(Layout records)
● ● ● ●

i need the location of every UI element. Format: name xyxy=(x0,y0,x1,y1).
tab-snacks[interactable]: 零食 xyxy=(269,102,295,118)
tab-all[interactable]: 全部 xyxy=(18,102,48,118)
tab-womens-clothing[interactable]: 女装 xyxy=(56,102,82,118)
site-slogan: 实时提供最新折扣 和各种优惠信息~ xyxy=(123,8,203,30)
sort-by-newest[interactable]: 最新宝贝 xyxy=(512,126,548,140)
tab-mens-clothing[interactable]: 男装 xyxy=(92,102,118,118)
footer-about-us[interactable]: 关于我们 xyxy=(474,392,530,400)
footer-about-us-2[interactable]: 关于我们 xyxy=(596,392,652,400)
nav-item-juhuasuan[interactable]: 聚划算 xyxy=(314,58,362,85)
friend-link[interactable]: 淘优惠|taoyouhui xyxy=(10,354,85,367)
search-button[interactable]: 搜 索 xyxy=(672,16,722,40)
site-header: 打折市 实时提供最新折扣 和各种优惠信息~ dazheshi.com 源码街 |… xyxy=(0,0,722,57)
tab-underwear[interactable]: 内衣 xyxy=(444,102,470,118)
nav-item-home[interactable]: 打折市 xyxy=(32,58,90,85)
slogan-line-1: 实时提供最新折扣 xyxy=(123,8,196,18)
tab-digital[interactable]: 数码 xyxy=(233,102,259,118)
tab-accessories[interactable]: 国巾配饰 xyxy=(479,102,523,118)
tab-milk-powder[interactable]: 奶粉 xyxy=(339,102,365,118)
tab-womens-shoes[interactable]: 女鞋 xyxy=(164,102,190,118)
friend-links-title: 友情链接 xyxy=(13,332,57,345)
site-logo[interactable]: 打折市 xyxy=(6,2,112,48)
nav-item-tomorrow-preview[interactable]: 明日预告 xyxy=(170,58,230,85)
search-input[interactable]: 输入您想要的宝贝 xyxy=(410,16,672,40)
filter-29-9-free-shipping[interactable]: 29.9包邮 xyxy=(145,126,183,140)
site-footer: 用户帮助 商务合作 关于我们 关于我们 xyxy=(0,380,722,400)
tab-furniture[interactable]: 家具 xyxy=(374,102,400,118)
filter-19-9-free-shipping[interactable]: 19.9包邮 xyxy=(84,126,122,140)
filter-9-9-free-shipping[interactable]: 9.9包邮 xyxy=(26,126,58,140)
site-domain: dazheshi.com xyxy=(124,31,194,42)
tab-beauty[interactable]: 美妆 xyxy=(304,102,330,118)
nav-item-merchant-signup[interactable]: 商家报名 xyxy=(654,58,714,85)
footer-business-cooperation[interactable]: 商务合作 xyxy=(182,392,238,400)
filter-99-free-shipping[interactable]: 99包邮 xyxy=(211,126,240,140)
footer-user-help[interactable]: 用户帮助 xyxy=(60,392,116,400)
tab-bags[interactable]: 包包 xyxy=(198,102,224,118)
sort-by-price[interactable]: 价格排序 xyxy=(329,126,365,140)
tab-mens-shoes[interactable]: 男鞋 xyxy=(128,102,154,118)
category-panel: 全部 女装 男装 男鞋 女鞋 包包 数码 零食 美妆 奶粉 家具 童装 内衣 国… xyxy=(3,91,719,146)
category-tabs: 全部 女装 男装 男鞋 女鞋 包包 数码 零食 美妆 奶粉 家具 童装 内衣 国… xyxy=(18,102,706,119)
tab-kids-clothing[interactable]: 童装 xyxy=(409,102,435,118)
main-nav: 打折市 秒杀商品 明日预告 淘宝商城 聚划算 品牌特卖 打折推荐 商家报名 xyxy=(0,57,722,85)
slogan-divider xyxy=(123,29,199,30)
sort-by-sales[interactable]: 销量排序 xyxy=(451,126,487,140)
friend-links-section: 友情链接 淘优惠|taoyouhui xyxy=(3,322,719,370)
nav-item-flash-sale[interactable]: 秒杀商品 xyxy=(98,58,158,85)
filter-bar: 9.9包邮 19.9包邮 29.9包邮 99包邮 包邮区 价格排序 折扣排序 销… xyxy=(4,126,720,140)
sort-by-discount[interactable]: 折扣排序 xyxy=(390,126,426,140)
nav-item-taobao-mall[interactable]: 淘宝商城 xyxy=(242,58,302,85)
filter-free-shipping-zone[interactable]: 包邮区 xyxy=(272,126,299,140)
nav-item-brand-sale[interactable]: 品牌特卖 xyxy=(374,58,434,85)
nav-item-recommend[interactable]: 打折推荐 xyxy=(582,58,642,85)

● ● ● ●

== Exercise requirements ==
Copy every line of the material above word for word, with nothing changed.

== Correct output ==
i need the location of every UI element. Format: name xyxy=(x0,y0,x1,y1).
tab-snacks[interactable]: 零食 xyxy=(269,102,295,118)
tab-all[interactable]: 全部 xyxy=(18,102,48,118)
tab-womens-clothing[interactable]: 女装 xyxy=(56,102,82,118)
site-slogan: 实时提供最新折扣 和各种优惠信息~ xyxy=(123,8,203,30)
sort-by-newest[interactable]: 最新宝贝 xyxy=(512,126,548,140)
tab-mens-clothing[interactable]: 男装 xyxy=(92,102,118,118)
footer-about-us[interactable]: 关于我们 xyxy=(474,392,530,400)
footer-about-us-2[interactable]: 关于我们 xyxy=(596,392,652,400)
nav-item-juhuasuan[interactable]: 聚划算 xyxy=(314,58,362,85)
friend-link[interactable]: 淘优惠|taoyouhui xyxy=(10,354,85,367)
search-button[interactable]: 搜 索 xyxy=(672,16,722,40)
site-header: 打折市 实时提供最新折扣 和各种优惠信息~ dazheshi.com 源码街 |… xyxy=(0,0,722,57)
tab-underwear[interactable]: 内衣 xyxy=(444,102,470,118)
nav-item-home[interactable]: 打折市 xyxy=(32,58,90,85)
slogan-line-1: 实时提供最新折扣 xyxy=(123,8,196,18)
tab-digital[interactable]: 数码 xyxy=(233,102,259,118)
tab-accessories[interactable]: 国巾配饰 xyxy=(479,102,523,118)
tab-milk-powder[interactable]: 奶粉 xyxy=(339,102,365,118)
tab-womens-shoes[interactable]: 女鞋 xyxy=(164,102,190,118)
friend-links-title: 友情链接 xyxy=(13,332,57,345)
site-logo[interactable]: 打折市 xyxy=(6,2,112,48)
nav-item-tomorrow-preview[interactable]: 明日预告 xyxy=(170,58,230,85)
search-input[interactable]: 输入您想要的宝贝 xyxy=(410,16,672,40)
filter-29-9-free-shipping[interactable]: 29.9包邮 xyxy=(145,126,183,140)
site-footer: 用户帮助 商务合作 关于我们 关于我们 xyxy=(0,380,722,400)
tab-furniture[interactable]: 家具 xyxy=(374,102,400,118)
filter-19-9-free-shipping[interactable]: 19.9包邮 xyxy=(84,126,122,140)
filter-9-9-free-shipping[interactable]: 9.9包邮 xyxy=(26,126,58,140)
site-domain: dazheshi.com xyxy=(124,31,194,42)
tab-beauty[interactable]: 美妆 xyxy=(304,102,330,118)
nav-item-merchant-signup[interactable]: 商家报名 xyxy=(654,58,714,85)
footer-business-cooperation[interactable]: 商务合作 xyxy=(182,392,238,400)
filter-99-free-shipping[interactable]: 99包邮 xyxy=(211,126,240,140)
footer-user-help[interactable]: 用户帮助 xyxy=(60,392,116,400)
tab-bags[interactable]: 包包 xyxy=(198,102,224,118)
sort-by-price[interactable]: 价格排序 xyxy=(329,126,365,140)
tab-mens-shoes[interactable]: 男鞋 xyxy=(128,102,154,118)
category-panel: 全部 女装 男装 男鞋 女鞋 包包 数码 零食 美妆 奶粉 家具 童装 内衣 国… xyxy=(3,91,719,146)
category-tabs: 全部 女装 男装 男鞋 女鞋 包包 数码 零食 美妆 奶粉 家具 童装 内衣 国… xyxy=(18,102,706,119)
tab-kids-clothing[interactable]: 童装 xyxy=(409,102,435,118)
main-nav: 打折市 秒杀商品 明日预告 淘宝商城 聚划算 品牌特卖 打折推荐 商家报名 xyxy=(0,57,722,85)
slogan-divider xyxy=(123,29,199,30)
sort-by-sales[interactable]: 销量排序 xyxy=(451,126,487,140)
friend-links-section: 友情链接 淘优惠|taoyouhui xyxy=(3,322,719,370)
nav-item-flash-sale[interactable]: 秒杀商品 xyxy=(98,58,158,85)
filter-bar: 9.9包邮 19.9包邮 29.9包邮 99包邮 包邮区 价格排序 折扣排序 销… xyxy=(4,126,720,140)
sort-by-discount[interactable]: 折扣排序 xyxy=(390,126,426,140)
nav-item-taobao-mall[interactable]: 淘宝商城 xyxy=(242,58,302,85)
filter-free-shipping-zone[interactable]: 包邮区 xyxy=(272,126,299,140)
nav-item-brand-sale[interactable]: 品牌特卖 xyxy=(374,58,434,85)
nav-item-recommend[interactable]: 打折推荐 xyxy=(582,58,642,85)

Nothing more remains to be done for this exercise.